**What is asked**:
Check each line of the records below and collect those holding "instance".
** Begin Supplied records **
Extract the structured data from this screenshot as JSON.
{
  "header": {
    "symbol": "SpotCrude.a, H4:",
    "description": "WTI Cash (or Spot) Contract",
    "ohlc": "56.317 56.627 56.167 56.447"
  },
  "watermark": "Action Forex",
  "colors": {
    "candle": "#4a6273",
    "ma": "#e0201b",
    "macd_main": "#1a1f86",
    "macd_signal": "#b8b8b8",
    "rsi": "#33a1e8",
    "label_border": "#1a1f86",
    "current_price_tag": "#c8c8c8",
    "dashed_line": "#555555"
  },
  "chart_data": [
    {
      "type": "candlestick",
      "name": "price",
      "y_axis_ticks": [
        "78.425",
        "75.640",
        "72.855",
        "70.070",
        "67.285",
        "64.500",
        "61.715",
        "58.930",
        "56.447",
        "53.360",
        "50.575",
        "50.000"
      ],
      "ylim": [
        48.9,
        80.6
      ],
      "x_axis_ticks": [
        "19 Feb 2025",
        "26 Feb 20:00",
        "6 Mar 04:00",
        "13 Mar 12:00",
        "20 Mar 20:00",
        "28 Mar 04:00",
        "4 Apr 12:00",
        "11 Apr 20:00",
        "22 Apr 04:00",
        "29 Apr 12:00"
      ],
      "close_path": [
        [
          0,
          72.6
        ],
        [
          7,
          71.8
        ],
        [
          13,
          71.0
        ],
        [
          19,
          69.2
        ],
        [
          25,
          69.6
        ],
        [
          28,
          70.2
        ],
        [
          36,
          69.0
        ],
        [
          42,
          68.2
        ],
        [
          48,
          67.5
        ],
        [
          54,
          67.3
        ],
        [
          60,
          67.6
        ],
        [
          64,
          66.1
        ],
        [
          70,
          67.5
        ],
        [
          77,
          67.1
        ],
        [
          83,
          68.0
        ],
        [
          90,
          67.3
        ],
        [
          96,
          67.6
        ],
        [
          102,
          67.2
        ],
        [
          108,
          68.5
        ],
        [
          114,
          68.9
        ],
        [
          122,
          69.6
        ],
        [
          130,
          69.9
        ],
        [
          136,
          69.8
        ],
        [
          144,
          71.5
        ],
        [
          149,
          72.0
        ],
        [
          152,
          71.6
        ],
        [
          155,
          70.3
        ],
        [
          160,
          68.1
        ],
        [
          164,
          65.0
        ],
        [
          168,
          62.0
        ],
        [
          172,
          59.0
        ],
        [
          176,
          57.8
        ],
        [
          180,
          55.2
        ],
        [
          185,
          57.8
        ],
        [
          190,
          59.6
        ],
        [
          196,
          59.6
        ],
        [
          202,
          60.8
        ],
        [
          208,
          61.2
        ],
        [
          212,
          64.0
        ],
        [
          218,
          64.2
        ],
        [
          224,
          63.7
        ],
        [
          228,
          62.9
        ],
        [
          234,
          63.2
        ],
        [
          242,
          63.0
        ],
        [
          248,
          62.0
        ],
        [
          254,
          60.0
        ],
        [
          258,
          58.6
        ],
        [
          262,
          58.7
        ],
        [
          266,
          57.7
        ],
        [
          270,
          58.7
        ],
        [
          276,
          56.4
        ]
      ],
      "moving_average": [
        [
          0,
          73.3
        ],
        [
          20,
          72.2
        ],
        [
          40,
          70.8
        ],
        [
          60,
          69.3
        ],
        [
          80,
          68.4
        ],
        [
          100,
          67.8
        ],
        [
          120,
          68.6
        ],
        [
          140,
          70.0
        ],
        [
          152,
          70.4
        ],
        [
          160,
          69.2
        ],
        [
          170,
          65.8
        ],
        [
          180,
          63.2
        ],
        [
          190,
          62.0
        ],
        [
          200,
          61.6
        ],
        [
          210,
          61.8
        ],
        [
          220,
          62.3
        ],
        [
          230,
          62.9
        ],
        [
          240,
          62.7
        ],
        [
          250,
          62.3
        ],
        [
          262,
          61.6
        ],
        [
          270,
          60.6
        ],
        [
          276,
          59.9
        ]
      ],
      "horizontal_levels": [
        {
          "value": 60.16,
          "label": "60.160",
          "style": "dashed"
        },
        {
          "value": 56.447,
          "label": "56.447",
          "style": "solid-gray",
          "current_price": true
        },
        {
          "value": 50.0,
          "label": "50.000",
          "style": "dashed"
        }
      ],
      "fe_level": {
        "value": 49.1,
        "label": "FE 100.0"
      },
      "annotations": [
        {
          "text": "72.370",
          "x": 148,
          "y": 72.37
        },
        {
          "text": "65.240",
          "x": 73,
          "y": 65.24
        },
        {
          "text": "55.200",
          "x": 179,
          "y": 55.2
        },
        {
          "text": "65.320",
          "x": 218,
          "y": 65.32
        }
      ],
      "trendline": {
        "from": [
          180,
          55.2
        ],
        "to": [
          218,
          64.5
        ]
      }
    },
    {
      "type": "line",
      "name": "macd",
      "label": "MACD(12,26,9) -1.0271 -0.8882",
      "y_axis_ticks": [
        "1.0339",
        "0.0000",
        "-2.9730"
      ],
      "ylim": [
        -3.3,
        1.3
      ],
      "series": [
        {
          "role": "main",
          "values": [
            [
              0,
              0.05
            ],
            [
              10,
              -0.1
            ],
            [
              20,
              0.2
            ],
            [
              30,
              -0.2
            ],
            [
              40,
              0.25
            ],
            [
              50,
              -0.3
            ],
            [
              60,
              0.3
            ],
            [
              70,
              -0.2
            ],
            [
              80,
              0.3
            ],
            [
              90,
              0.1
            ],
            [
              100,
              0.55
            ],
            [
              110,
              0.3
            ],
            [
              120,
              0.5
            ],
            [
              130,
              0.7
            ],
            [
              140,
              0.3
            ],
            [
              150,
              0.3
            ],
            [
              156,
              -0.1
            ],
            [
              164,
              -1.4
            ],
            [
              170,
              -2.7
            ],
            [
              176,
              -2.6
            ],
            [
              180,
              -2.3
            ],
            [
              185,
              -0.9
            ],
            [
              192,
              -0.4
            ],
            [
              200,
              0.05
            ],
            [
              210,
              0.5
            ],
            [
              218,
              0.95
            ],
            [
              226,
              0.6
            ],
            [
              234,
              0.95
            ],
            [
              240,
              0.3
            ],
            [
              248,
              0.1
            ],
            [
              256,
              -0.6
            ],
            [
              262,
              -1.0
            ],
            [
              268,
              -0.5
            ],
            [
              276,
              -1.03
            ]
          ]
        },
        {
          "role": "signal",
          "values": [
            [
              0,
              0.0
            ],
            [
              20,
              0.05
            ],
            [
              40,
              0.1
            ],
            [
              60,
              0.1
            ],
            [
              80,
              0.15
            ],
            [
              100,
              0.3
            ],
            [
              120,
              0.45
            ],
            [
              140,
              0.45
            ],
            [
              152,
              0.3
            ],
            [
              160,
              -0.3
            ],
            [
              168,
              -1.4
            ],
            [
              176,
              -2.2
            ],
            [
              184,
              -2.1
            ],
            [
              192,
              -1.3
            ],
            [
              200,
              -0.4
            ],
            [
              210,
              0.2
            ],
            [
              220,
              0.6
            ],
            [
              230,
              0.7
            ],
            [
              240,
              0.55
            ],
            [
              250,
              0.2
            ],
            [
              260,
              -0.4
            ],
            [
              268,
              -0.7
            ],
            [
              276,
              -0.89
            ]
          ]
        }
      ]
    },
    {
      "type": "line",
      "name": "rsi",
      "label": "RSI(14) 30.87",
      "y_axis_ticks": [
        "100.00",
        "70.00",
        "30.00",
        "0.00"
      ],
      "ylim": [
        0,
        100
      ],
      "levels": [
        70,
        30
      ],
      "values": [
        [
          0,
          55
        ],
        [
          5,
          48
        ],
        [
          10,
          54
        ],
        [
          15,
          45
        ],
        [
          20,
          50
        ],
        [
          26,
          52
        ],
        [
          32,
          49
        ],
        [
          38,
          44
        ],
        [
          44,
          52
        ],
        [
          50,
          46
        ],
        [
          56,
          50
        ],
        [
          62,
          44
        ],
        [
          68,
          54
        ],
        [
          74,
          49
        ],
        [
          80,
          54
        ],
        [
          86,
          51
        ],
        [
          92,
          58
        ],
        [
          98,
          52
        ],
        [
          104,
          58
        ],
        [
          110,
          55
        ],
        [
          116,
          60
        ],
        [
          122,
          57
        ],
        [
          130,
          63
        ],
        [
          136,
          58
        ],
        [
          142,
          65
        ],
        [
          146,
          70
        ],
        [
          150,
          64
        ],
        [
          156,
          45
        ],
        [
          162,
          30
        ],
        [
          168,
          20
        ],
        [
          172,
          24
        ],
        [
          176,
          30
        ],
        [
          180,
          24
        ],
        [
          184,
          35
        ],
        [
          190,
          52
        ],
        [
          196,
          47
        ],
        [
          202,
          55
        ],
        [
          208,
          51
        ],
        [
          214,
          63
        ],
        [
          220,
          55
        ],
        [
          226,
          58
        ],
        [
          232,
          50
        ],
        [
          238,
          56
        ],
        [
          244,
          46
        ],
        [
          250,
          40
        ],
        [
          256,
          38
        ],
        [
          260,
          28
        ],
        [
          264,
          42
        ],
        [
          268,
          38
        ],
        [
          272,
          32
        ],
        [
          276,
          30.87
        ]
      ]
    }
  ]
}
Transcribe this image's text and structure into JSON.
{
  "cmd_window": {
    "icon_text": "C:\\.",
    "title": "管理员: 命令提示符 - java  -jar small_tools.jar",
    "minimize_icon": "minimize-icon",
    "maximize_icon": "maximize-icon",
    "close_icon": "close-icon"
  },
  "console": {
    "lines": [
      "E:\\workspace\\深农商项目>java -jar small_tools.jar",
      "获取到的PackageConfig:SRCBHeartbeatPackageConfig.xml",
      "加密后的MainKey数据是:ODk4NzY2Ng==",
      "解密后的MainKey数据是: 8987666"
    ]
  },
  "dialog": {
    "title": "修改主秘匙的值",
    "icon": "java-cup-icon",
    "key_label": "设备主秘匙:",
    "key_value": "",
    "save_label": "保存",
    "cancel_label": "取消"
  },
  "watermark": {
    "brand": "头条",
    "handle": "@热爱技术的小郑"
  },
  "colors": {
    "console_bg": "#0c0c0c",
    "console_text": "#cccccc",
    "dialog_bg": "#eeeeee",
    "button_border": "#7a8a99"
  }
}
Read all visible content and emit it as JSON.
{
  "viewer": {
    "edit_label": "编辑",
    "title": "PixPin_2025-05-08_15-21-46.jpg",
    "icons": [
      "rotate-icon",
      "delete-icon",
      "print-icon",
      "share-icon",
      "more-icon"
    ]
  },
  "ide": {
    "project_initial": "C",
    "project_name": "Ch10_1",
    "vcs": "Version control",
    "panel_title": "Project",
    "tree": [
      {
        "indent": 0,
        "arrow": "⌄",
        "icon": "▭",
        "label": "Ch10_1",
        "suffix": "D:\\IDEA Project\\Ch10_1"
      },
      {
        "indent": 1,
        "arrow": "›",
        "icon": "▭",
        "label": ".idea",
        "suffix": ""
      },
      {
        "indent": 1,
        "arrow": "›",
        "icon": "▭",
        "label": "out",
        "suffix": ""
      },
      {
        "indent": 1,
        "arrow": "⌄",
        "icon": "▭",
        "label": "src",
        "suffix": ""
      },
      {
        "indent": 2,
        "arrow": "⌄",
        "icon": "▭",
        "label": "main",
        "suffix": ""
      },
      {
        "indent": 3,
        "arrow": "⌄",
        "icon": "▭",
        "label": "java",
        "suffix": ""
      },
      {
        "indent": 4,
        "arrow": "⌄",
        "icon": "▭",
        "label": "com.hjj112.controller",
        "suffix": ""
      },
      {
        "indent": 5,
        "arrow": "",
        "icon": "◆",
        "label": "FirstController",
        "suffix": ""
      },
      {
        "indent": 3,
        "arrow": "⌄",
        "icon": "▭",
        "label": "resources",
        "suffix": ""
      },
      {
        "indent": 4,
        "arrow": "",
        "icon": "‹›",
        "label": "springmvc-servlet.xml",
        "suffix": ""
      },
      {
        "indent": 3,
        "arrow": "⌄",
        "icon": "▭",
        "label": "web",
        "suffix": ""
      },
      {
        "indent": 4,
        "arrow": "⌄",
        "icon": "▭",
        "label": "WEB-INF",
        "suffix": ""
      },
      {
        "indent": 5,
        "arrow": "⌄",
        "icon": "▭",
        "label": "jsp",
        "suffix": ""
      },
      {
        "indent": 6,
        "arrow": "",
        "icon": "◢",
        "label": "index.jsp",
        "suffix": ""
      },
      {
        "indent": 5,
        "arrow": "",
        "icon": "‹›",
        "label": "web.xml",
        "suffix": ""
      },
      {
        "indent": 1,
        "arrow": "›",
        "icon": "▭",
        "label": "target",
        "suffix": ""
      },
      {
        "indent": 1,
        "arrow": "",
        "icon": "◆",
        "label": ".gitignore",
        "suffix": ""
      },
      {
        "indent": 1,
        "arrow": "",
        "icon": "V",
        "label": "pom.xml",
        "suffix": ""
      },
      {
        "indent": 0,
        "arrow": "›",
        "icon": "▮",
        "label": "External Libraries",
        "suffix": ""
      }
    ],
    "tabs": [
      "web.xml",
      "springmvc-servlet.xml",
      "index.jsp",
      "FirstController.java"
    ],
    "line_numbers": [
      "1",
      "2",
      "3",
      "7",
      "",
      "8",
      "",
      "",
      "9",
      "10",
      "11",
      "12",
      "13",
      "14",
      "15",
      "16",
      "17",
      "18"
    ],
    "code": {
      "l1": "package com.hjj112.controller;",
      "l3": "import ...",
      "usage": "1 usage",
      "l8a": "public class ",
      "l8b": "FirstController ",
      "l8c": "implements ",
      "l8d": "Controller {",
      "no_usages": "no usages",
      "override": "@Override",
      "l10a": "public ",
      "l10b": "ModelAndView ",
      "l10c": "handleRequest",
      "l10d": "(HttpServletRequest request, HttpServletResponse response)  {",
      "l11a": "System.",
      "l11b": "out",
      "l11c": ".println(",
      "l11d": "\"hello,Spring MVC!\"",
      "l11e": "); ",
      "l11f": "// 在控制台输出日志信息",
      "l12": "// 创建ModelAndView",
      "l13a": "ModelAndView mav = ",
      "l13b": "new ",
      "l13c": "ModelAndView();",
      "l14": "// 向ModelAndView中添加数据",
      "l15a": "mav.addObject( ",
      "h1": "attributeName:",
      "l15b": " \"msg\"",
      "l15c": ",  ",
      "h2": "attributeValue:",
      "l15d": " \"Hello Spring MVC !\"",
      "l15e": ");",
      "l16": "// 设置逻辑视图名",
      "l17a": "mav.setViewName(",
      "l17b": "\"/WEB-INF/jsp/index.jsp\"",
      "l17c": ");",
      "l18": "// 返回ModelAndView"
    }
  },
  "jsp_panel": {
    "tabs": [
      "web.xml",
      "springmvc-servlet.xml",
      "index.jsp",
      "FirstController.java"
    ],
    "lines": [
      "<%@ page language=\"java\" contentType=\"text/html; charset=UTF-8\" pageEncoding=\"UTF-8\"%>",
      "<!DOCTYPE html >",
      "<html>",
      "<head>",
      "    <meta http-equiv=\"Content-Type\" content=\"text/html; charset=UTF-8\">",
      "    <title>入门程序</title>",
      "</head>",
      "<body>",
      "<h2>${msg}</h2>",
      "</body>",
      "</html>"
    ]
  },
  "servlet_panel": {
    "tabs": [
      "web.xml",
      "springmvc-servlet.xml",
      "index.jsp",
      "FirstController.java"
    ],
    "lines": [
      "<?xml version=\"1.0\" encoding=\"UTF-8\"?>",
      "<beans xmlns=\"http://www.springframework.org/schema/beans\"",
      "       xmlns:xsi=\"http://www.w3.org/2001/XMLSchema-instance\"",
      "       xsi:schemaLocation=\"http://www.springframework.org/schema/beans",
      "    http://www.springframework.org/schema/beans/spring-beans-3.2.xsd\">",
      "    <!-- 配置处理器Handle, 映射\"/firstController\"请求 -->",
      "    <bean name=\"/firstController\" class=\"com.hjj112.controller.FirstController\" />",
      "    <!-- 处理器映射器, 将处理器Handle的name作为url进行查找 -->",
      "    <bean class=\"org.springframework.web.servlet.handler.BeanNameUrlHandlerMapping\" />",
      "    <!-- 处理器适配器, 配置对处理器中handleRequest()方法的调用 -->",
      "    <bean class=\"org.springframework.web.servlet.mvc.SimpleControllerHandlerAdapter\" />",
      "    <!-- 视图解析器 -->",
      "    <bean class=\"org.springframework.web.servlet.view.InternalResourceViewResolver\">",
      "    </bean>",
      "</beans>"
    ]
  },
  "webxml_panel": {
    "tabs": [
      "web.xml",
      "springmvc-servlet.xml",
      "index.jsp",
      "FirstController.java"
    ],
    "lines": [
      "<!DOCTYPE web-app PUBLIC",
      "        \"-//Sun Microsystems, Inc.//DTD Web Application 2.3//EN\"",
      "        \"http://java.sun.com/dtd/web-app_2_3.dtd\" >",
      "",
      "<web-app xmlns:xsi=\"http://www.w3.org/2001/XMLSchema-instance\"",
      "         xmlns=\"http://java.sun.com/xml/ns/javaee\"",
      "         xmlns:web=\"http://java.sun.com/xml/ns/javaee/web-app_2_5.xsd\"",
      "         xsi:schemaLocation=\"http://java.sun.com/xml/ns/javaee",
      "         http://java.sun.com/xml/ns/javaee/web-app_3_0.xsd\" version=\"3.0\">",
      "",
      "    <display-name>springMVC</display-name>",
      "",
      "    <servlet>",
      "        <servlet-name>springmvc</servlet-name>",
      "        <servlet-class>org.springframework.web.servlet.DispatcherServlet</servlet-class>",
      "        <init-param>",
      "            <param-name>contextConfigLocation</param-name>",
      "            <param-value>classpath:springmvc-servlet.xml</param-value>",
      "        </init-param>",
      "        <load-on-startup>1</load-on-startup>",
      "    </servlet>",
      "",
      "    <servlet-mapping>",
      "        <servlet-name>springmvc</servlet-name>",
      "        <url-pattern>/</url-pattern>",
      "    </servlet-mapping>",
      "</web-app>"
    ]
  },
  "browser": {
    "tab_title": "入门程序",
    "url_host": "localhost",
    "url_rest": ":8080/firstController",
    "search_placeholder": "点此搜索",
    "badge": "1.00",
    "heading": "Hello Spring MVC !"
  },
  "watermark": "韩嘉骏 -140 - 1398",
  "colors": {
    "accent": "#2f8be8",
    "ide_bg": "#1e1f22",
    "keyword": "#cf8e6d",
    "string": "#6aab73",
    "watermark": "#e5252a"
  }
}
** End Supplied records **
**Solution for this task**:
      "       xmlns:xsi=\"http://www.w3.org/2001/XMLSchema-instance\"",
      "<web-app xmlns:xsi=\"http://www.w3.org/2001/XMLSchema-instance\"",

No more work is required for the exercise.